Passage given:
** START **
A Pair of Courtyard Houses by Inaba Williams Architecture Responds Nimbly to Strict Energy Codes

Santa Monica, California

By Sarah Amelar
Courtyard Houses
Courtyard Houses. Photo © Brandon Shigeta
June 16, 2023

Architects & Firms

Inaba Williams
✕
Image in modal.

Influential architectural solutions sometimes emerge from specific zoning or code constraints. In New York, the 1916 setback requirements bred an entire language of massing (think of Hugh Ferriss’s evocative drawings and the Manhattan skyline that followed); in 19th-century Paris, building regulations gave rise to the city’s ubiquitous multistory mansard roofs with dormers. In like spirit, Inaba Williams Architecture recently completed a pair of single-family houses in Santa Monica, California, embracing the belief that restrictions can inspire invention.

Courtyard Houses.
1

Each of the two mirrored houses (top of page) features interior spaces that spill out into a central courtyard (1), side patios, and a yard (2). Photos © Brandon Shigeta, click to enlarge.

Courtyard Houses.
** END **
Data listing:
** START **
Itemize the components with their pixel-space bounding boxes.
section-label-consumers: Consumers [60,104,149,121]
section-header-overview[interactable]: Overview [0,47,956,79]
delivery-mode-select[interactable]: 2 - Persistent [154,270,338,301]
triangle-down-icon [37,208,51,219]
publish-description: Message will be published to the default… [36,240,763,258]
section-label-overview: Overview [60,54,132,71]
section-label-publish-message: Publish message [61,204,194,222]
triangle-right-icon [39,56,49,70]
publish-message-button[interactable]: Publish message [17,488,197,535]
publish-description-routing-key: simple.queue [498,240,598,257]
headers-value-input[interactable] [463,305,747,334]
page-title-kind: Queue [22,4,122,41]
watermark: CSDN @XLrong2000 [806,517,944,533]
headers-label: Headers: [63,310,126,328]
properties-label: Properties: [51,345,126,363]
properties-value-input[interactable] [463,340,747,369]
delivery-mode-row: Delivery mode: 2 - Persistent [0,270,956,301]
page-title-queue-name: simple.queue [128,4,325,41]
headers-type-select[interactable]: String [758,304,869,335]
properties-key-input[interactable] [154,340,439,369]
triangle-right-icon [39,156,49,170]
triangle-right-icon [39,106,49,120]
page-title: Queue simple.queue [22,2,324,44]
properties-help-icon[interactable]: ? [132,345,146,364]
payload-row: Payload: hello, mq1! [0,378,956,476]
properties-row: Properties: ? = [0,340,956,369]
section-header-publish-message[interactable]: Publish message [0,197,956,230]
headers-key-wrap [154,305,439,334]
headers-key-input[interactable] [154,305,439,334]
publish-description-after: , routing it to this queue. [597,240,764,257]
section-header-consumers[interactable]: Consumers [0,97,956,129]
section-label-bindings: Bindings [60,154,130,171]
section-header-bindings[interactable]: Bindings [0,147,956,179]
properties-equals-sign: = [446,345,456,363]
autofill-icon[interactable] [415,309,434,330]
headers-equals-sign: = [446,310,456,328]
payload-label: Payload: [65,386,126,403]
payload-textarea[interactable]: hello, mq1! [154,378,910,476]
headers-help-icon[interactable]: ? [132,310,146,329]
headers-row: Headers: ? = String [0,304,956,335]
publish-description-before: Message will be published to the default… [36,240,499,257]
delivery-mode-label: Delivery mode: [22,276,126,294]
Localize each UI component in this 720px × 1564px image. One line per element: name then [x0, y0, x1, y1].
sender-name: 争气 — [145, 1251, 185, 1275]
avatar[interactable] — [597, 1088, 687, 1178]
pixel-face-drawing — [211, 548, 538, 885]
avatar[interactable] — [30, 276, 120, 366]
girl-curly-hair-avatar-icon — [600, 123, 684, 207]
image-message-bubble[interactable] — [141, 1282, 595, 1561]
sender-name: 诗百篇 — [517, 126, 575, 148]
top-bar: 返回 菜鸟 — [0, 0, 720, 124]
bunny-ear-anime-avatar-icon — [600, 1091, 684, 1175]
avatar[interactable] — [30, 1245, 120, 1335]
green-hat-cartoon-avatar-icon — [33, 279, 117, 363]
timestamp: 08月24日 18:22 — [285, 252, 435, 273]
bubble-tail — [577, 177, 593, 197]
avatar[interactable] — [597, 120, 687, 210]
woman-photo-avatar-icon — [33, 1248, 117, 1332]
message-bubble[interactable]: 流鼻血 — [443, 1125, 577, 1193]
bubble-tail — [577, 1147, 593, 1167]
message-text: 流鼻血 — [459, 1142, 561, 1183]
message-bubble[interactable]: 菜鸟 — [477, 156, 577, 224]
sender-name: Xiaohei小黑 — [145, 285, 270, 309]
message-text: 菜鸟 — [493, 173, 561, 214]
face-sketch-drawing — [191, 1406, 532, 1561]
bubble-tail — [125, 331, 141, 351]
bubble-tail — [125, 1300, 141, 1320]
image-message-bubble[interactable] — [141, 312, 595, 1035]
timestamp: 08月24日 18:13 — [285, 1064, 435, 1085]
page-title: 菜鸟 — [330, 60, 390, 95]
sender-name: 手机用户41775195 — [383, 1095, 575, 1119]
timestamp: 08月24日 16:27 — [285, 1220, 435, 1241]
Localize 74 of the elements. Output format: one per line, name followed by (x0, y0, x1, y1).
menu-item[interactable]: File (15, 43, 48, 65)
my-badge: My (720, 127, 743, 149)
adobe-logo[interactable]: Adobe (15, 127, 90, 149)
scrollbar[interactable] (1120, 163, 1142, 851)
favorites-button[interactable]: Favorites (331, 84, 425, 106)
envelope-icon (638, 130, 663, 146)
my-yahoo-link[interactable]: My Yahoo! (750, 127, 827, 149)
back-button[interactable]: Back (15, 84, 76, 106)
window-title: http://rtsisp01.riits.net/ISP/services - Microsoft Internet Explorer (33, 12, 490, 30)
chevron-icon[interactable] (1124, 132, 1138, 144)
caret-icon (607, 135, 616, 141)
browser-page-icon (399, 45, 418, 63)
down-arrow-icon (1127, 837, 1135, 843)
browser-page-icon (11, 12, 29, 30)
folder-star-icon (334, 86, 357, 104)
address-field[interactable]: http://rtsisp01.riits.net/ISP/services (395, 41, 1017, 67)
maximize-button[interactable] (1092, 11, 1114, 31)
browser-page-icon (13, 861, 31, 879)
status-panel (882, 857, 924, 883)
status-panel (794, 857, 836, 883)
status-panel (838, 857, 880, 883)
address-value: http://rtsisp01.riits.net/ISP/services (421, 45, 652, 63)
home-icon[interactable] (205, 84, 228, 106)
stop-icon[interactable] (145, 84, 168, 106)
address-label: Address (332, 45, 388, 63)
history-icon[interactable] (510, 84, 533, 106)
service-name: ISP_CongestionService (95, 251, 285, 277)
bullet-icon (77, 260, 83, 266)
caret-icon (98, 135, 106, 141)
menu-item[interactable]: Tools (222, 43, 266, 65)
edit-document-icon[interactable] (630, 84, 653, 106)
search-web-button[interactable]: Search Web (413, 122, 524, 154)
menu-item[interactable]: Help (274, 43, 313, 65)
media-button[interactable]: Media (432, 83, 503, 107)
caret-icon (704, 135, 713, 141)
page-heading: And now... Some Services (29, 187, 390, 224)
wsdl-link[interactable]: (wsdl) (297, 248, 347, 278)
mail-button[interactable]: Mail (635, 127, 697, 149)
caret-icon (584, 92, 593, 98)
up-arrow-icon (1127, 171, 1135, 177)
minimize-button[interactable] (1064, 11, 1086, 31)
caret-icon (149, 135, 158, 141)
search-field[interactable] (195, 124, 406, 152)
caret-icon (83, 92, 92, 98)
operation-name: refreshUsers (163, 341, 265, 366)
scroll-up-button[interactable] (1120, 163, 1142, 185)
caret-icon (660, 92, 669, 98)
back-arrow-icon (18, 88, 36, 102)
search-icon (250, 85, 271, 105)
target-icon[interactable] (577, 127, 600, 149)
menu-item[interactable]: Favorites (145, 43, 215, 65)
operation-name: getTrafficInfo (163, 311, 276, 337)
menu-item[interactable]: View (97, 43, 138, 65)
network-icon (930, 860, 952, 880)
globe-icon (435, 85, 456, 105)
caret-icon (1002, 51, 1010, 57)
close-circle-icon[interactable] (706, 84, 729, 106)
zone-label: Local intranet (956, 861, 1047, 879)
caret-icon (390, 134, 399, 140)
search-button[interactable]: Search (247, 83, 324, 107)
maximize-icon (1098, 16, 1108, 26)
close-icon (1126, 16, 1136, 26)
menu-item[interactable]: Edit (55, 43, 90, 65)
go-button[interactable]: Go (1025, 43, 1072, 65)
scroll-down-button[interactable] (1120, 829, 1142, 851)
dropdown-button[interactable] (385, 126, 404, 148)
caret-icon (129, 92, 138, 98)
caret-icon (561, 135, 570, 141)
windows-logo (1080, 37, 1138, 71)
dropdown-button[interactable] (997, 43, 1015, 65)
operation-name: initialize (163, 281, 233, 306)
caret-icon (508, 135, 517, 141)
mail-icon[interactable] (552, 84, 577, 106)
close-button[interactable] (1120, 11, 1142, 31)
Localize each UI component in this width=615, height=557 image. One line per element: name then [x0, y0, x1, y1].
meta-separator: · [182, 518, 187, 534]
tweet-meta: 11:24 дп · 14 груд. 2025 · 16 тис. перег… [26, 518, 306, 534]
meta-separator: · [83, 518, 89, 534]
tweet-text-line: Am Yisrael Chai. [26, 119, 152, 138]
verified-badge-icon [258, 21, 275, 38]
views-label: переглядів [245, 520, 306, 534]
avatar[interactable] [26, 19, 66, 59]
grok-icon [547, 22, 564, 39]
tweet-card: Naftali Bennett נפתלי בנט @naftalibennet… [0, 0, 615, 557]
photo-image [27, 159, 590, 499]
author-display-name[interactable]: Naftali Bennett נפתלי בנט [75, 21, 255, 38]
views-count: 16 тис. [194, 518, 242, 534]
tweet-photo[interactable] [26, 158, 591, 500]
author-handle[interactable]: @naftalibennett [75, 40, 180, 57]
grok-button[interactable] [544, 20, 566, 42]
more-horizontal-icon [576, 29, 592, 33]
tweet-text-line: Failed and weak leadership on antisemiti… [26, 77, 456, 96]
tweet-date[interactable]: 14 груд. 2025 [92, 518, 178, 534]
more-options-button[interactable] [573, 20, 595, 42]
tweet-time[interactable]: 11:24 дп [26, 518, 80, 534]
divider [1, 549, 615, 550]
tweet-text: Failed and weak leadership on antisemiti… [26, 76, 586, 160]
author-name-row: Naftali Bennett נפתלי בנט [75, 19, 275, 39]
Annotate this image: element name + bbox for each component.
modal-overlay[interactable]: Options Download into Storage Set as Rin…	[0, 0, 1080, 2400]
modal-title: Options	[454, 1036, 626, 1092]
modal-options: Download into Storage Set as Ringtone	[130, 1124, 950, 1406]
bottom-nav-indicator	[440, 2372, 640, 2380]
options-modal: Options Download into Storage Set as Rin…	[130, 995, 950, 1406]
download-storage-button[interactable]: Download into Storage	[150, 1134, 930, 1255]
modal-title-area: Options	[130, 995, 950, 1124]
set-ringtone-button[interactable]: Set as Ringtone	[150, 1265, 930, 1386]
** END **
Tasks and exercises:
1/ Convert the part of the rows that opens with the first line and closes with the line containing "triangle-right-icon [39,56,49,70]" into a numbered list, leaving out any blank lines.
2/ Carry on the article about the Santa Monica courtyard houses from the point where it stops.
The article and the rows have no connection to each other.

Exercise responses:
1/
1. Itemize the components with their pixel-space bounding boxes.
2. section-label-consumers: Consumers [60,104,149,121]
3. section-header-overview[interactable]: Overview [0,47,956,79]
4. delivery-mode-select[interactable]: 2 - Persistent [154,270,338,301]
5. triangle-down-icon [37,208,51,219]
6. publish-description: Message will be published to the default… [36,240,763,258]
7. section-label-overview: Overview [60,54,132,71]
8. section-label-publish-message: Publish message [61,204,194,222]
9. triangle-right-icon [39,56,49,70]

2/
2

There, key challenges came from Title 24, Part 6—California’s Building Energy Effic­iency Standards, which began developing in the 1970s and, more recently, has been modified or updated every three years to make new construction and renovations increasingly sustainable. It addresses such aspects as fenestration, HVAC, insulation, lighting, and electrical systems. To reduce wasteful operational-energy consumption, “Title 24 favors small windows in solid walls,” explains principal Jeffrey Inaba. “Here [in single-family houses and low-rise housing], glass can cover only 20 percent of the building envelope. While it’s still possible to create Case Study House–inspired walls of floor-to-ceiling glass, that has become impractical and very expensive.” Put another way, designs that don’t follow the prescribed guidelines, including the glazing maximum, must undergo rigorous performance reviews and adopt counterbalancing efficiency measures that often increase construction costs significantly. “So, what becomes of the classic Southern California ideal of indoor-outdoor living,” asks Inaba, “the birthright of Angelenos and source of year-round joy?”

His firm’s Courtyard Houses—mirror images on two adjacent lots—tackle that question. The design, says Inaba, “also proposes a prototype that could be modified for middle-income homes on tight sites” (although these two examples are higher-end, due to their finishes and fixtures, as well as local land values). The strategy focuses not on the quantity of daylight, but on its nuanced qualities—its poetics, expressive range, and potential to animate and punctuate space. In tandem with that approach, the architects resisted the commonplace pressure to max out the allowable building envelope for each house, choosing instead to integrate multiple open spaces—modest side patios and a central courtyard—and cut back the massing to optimize sunlight into those outdoor “rooms.”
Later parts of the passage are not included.